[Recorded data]
* * * * *

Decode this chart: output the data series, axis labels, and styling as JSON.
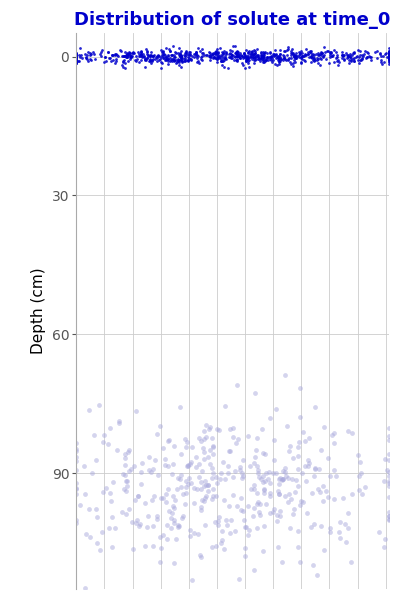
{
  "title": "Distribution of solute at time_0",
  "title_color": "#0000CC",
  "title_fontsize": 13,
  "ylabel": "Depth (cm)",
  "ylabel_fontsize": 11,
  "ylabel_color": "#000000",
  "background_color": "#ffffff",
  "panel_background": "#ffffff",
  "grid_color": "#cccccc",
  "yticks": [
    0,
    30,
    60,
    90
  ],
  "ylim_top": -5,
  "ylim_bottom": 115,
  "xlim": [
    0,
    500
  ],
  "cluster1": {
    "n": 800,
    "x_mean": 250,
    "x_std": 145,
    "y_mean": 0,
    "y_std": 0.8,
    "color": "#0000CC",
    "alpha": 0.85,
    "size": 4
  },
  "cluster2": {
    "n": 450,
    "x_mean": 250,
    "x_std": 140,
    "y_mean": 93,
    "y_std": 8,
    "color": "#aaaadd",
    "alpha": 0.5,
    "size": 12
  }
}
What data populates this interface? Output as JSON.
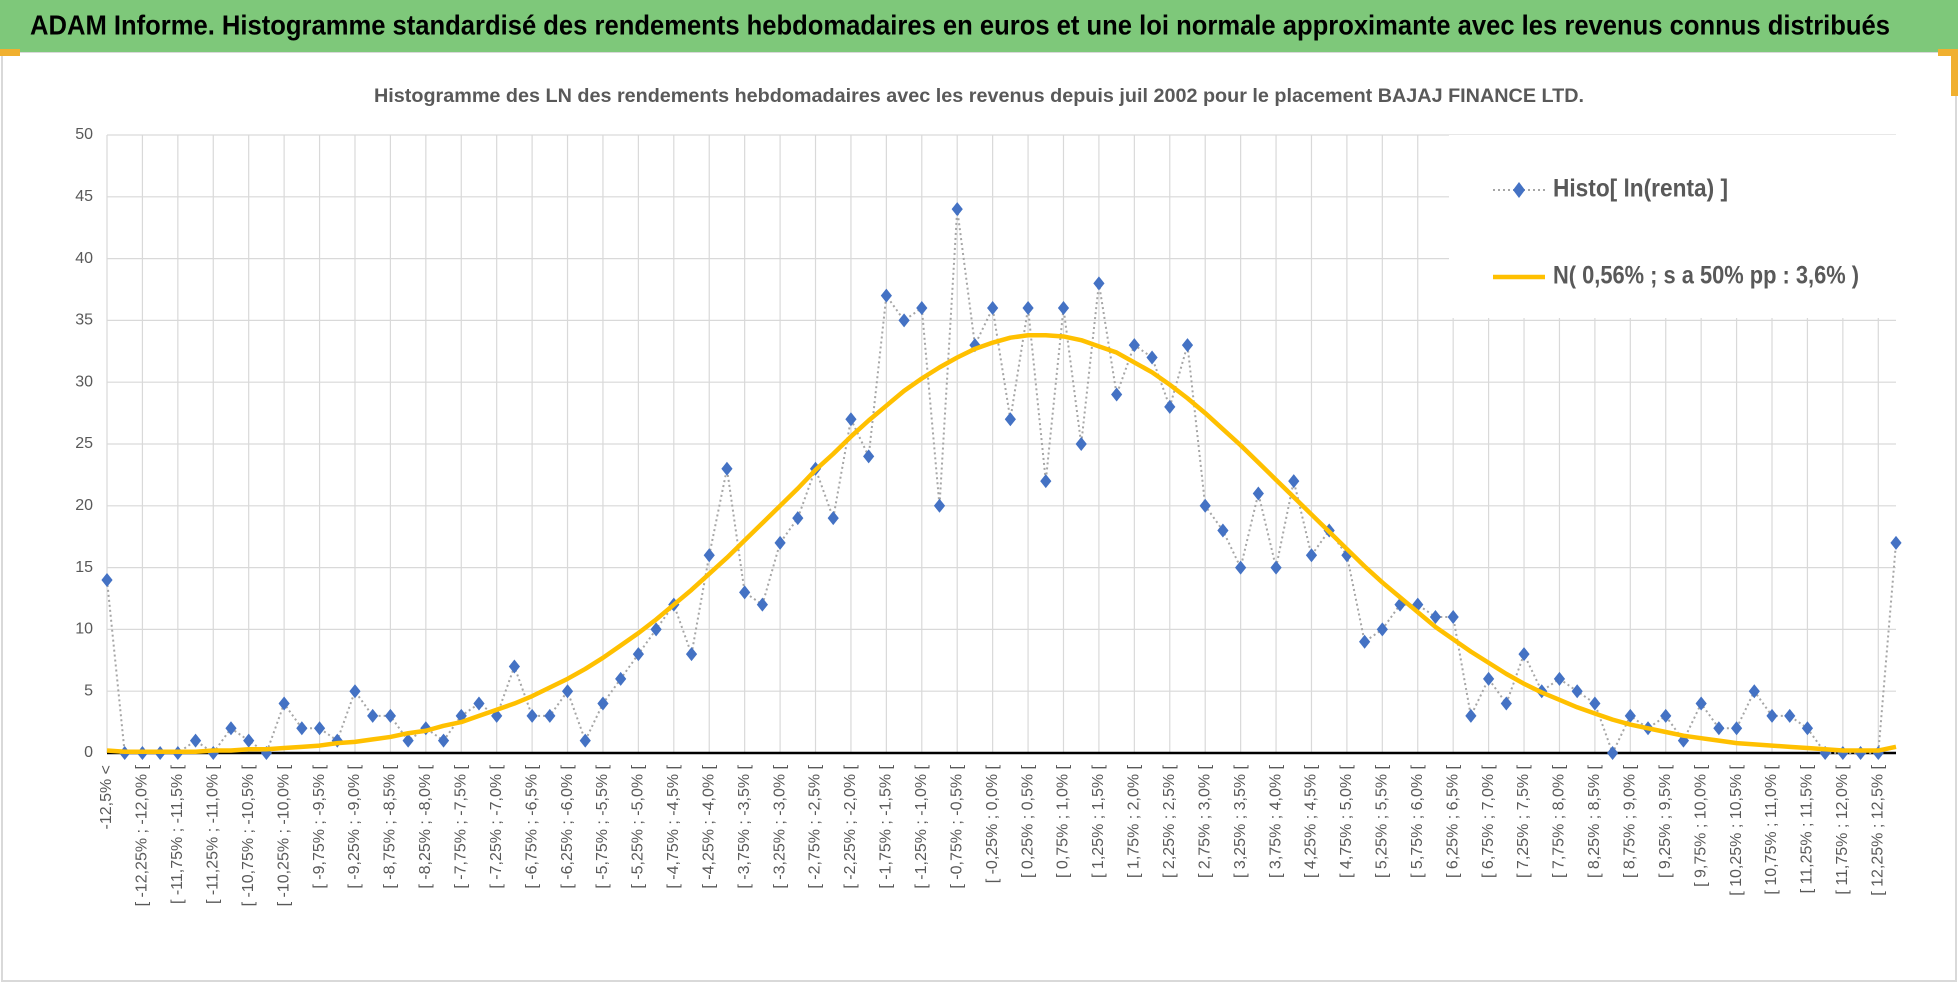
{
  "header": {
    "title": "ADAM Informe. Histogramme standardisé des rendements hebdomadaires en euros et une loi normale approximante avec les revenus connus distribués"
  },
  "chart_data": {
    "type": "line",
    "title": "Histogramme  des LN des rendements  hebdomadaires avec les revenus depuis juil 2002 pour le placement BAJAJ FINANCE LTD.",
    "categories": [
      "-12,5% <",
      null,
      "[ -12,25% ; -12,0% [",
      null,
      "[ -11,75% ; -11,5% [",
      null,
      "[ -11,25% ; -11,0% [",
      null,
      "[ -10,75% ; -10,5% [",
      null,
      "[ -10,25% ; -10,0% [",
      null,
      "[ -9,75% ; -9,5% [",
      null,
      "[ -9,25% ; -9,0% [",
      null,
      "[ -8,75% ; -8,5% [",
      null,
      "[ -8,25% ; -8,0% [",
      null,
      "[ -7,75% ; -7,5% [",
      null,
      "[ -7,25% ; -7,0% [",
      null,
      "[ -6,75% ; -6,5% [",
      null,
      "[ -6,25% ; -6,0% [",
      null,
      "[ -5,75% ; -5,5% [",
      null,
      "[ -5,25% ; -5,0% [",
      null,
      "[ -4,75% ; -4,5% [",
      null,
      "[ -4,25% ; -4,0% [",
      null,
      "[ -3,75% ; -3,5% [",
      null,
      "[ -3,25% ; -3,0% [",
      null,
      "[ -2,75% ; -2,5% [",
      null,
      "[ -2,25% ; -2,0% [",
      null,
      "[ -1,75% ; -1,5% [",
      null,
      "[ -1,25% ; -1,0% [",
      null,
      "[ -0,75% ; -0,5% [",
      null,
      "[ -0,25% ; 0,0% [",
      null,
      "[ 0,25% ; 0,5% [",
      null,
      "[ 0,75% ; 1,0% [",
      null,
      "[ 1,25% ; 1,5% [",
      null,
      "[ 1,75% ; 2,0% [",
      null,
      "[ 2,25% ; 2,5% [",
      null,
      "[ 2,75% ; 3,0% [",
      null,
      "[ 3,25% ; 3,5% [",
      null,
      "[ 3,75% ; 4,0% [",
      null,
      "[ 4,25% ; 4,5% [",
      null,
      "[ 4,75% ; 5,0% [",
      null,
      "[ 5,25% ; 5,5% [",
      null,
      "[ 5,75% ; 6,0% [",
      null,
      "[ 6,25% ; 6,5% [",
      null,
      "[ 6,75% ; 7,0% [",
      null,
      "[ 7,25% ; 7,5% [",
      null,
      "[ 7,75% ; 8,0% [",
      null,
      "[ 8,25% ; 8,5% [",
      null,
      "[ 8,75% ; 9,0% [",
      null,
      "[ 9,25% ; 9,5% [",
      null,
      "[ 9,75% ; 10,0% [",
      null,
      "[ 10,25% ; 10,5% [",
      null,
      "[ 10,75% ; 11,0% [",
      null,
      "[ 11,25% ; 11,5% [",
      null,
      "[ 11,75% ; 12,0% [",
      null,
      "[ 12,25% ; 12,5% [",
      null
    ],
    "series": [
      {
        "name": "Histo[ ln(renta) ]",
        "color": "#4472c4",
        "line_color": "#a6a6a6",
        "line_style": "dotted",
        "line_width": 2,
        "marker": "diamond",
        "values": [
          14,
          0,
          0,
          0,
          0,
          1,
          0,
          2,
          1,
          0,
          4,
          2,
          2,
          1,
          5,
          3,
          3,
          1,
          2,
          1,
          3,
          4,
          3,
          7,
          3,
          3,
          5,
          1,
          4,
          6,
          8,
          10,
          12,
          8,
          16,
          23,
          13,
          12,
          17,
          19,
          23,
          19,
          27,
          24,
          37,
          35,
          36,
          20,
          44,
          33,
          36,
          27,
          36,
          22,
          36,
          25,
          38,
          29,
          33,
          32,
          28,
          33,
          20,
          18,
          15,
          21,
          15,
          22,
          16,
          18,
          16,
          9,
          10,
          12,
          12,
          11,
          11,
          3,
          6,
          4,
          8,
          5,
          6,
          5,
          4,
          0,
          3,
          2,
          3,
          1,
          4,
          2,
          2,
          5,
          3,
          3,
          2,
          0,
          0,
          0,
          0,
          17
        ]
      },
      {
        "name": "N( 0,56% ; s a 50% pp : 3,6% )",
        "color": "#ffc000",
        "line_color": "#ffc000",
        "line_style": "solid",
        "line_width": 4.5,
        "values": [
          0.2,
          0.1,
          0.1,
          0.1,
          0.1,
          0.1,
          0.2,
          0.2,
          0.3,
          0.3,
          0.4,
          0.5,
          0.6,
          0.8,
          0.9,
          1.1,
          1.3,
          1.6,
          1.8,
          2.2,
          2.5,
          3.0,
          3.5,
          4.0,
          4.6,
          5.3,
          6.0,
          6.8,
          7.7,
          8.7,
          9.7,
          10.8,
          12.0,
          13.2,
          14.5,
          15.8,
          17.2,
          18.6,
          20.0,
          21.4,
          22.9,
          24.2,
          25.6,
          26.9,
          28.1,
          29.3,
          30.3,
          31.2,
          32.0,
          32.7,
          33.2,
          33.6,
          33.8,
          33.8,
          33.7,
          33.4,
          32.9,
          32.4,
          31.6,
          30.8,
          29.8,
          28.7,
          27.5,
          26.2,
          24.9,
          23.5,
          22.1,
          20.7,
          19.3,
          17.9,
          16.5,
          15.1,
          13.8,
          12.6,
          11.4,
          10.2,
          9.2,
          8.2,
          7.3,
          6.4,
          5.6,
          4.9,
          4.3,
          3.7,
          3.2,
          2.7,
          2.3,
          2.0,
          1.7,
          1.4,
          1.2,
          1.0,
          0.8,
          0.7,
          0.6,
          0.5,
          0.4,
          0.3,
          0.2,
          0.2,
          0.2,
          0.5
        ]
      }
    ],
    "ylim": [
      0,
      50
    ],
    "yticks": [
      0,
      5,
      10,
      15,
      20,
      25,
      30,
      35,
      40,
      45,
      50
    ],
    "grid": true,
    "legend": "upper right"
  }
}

* * * * *

*EXERCISE REQUIREMENTS*. Establish how many lines of the material above hold the word "revenus". Nothing but the count should be returned.

*EXERCISE OUTPUT*. 2